Going through the listing below, tally the lines that contain the word "logFC" and give only that figure.

*****

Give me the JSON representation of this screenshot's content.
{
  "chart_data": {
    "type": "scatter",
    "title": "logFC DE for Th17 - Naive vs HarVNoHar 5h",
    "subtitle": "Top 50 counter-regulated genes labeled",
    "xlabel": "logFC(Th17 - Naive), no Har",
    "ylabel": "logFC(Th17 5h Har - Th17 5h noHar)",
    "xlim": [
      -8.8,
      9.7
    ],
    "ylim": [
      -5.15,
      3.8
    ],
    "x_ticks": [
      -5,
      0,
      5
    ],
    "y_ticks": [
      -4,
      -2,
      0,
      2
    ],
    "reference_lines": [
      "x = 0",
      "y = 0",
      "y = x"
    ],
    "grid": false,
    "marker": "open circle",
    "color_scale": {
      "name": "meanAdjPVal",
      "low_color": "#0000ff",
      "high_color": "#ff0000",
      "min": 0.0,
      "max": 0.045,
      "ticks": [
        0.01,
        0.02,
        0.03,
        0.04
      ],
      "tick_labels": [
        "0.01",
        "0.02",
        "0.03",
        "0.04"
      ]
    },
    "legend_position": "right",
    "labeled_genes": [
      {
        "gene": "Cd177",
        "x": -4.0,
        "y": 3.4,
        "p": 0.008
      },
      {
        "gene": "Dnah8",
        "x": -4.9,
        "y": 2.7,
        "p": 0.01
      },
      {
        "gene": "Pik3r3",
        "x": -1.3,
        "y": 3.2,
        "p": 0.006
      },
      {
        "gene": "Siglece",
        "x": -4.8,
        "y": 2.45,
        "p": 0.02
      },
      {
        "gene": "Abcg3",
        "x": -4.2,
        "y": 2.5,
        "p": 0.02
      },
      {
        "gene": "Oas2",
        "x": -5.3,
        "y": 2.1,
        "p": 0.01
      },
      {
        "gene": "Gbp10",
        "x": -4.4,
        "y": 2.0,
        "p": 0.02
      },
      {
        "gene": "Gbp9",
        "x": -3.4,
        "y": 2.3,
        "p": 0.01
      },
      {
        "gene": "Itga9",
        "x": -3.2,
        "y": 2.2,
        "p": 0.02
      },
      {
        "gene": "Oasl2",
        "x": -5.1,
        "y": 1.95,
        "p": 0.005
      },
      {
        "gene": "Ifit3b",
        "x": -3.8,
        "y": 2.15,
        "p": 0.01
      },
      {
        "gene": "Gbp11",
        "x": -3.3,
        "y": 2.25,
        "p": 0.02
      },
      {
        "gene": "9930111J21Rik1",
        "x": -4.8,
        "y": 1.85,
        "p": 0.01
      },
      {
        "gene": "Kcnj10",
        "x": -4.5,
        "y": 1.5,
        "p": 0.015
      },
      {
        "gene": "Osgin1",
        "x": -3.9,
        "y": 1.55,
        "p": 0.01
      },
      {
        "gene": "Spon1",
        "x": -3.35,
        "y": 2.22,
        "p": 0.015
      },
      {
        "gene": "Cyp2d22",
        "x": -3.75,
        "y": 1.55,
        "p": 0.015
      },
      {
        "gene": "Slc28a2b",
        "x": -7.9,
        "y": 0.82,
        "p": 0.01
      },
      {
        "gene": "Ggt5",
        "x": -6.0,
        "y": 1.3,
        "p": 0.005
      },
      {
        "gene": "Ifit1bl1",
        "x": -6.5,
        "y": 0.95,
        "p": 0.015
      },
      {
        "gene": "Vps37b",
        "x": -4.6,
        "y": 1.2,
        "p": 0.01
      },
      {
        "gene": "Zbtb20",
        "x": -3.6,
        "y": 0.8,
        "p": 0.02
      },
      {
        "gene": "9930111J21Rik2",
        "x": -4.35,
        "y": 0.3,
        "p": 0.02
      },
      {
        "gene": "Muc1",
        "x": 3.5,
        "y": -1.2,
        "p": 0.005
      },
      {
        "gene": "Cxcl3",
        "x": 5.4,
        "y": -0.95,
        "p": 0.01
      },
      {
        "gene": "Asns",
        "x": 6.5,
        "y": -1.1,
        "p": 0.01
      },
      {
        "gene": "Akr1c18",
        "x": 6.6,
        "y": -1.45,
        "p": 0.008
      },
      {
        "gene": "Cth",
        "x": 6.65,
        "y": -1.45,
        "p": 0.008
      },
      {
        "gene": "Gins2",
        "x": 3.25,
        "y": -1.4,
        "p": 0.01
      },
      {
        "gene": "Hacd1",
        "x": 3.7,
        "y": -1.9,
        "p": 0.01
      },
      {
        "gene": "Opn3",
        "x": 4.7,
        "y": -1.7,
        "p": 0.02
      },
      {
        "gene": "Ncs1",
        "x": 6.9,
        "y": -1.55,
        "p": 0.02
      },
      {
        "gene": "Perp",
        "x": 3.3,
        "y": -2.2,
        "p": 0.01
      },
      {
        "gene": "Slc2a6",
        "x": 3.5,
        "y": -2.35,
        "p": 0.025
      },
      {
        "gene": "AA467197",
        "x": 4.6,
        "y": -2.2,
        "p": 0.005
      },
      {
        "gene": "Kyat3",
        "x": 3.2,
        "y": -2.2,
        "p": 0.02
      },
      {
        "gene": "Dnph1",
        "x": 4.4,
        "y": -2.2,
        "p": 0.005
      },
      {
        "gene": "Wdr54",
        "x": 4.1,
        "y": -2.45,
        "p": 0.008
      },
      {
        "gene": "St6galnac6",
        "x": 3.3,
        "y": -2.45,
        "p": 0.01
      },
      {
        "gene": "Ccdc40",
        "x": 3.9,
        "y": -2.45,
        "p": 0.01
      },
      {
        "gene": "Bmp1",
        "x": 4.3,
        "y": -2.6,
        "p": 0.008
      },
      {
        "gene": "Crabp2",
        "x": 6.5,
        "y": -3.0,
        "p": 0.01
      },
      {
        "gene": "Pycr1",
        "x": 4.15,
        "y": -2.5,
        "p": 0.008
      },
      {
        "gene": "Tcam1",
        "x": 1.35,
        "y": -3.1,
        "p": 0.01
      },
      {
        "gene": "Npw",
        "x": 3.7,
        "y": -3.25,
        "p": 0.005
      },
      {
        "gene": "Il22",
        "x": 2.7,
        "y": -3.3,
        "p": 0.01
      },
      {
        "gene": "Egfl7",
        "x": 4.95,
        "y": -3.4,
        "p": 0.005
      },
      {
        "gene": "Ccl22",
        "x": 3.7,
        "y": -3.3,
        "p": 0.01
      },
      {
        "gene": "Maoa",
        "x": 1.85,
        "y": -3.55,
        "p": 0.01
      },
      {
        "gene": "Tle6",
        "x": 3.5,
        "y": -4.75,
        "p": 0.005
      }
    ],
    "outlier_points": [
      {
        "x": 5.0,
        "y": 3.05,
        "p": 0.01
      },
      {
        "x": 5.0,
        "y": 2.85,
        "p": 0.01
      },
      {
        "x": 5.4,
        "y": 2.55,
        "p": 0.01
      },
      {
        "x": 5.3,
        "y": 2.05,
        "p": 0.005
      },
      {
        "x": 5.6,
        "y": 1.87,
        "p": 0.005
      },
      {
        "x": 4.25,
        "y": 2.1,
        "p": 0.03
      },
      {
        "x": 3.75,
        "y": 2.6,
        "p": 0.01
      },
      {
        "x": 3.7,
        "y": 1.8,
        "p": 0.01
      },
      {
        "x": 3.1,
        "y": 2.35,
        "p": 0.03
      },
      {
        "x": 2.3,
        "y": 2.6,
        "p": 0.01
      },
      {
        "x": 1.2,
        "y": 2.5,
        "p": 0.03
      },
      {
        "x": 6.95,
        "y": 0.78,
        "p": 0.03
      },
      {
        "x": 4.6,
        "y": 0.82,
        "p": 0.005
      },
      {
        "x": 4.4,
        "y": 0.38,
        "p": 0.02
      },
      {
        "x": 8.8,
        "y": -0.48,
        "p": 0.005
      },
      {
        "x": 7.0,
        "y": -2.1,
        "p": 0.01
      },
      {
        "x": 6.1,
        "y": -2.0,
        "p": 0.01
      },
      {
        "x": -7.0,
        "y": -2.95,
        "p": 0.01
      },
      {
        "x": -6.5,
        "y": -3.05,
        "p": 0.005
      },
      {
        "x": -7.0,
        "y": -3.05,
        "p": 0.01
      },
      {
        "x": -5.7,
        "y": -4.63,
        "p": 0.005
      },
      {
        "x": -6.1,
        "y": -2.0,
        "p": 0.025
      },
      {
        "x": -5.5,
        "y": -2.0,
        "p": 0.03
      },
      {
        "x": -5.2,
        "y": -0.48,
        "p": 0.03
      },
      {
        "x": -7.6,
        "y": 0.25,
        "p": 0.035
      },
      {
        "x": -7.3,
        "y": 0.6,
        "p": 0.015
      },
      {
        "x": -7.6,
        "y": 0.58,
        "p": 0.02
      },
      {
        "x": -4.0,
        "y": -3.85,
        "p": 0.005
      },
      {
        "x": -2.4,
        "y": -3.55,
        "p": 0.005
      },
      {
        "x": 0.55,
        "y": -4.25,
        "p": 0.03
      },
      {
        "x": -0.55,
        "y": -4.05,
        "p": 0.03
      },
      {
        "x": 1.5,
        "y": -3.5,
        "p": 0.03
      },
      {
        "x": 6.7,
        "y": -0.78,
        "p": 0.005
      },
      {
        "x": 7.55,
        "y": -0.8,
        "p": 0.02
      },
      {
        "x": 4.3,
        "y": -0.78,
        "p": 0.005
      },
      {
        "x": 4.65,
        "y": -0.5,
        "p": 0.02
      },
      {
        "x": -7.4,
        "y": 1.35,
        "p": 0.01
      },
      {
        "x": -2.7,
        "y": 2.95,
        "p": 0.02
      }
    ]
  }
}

*****

■ Answer to this task:
3